- **STORED DATA**:
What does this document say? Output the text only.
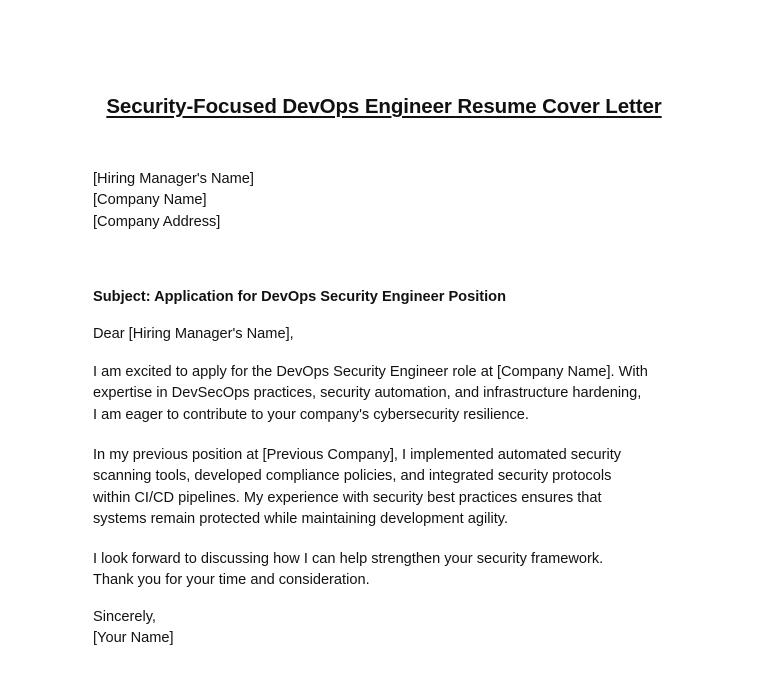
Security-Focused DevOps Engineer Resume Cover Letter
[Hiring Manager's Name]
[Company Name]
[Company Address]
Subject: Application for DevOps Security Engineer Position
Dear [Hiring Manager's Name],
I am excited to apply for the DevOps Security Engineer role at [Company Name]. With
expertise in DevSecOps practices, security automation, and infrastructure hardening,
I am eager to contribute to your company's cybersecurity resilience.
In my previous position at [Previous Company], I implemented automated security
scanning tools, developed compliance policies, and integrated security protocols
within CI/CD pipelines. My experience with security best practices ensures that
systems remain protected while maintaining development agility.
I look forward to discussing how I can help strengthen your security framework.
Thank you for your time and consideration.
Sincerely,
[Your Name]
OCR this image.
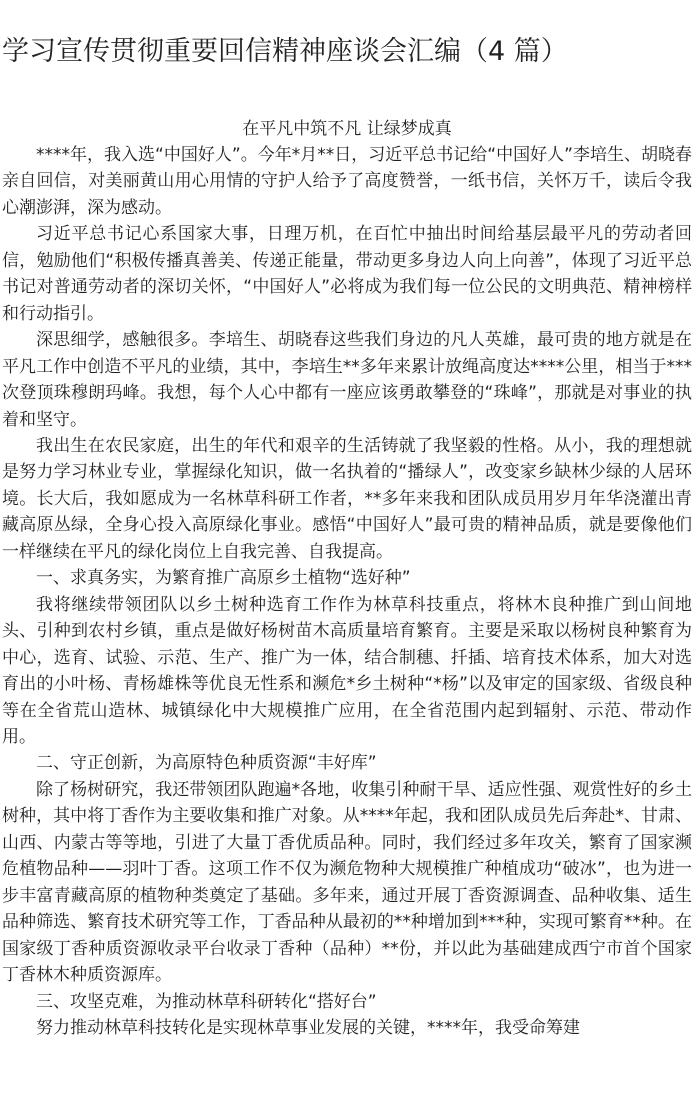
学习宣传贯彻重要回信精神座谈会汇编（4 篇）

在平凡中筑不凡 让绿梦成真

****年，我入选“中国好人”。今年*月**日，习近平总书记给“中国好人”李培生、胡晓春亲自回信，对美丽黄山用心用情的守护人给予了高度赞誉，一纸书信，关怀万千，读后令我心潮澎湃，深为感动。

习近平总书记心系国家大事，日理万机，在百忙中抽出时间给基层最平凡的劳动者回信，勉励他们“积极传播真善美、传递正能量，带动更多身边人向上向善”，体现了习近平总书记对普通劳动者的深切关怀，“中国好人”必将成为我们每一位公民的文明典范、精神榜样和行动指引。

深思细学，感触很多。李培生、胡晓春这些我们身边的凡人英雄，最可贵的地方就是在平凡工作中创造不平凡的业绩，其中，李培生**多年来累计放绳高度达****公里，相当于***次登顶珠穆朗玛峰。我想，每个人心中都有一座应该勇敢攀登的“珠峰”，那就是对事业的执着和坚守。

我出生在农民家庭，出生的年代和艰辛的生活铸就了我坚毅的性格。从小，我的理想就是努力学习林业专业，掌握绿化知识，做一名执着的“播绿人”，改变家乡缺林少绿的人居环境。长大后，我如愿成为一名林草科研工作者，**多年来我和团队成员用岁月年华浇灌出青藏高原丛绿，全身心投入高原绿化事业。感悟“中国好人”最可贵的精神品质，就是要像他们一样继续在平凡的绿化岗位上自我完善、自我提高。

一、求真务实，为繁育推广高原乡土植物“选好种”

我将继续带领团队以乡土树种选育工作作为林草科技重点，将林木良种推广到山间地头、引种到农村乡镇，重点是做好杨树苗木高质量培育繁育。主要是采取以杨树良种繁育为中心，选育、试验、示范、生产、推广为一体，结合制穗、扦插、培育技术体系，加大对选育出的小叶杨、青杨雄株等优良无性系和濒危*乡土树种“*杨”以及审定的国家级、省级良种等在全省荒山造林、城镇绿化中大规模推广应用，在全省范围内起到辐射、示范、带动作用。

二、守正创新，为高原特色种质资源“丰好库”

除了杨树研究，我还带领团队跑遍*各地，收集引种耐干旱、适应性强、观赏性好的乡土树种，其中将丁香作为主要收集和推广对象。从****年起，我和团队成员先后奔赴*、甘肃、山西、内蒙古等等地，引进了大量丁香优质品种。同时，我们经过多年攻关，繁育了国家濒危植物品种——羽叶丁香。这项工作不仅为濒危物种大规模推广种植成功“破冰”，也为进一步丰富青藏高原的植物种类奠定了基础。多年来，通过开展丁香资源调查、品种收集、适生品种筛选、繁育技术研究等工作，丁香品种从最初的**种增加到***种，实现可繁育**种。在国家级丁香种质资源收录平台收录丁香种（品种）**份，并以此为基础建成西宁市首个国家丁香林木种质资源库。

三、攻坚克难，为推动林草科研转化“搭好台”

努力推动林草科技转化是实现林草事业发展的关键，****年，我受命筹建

- **EXERCISE BRIEF**: From the data, list each line in which the string "中国好人" appears.

- **REPLY**:
****年，我入选“中国好人”。今年*月**日，习近平总书记给“中国好人”李培生、胡晓春亲自回信，对美丽黄山用心用情的守护人给予了高度赞誉，一纸书信，关怀万千，读后令我心潮澎湃，深为感动。
习近平总书记心系国家大事，日理万机，在百忙中抽出时间给基层最平凡的劳动者回信，勉励他们“积极传播真善美、传递正能量，带动更多身边人向上向善”，体现了习近平总书记对普通劳动者的深切关怀，“中国好人”必将成为我们每一位公民的文明典范、精神榜样和行动指引。
我出生在农民家庭，出生的年代和艰辛的生活铸就了我坚毅的性格。从小，我的理想就是努力学习林业专业，掌握绿化知识，做一名执着的“播绿人”，改变家乡缺林少绿的人居环境。长大后，我如愿成为一名林草科研工作者，**多年来我和团队成员用岁月年华浇灌出青藏高原丛绿，全身心投入高原绿化事业。感悟“中国好人”最可贵的精神品质，就是要像他们一样继续在平凡的绿化岗位上自我完善、自我提高。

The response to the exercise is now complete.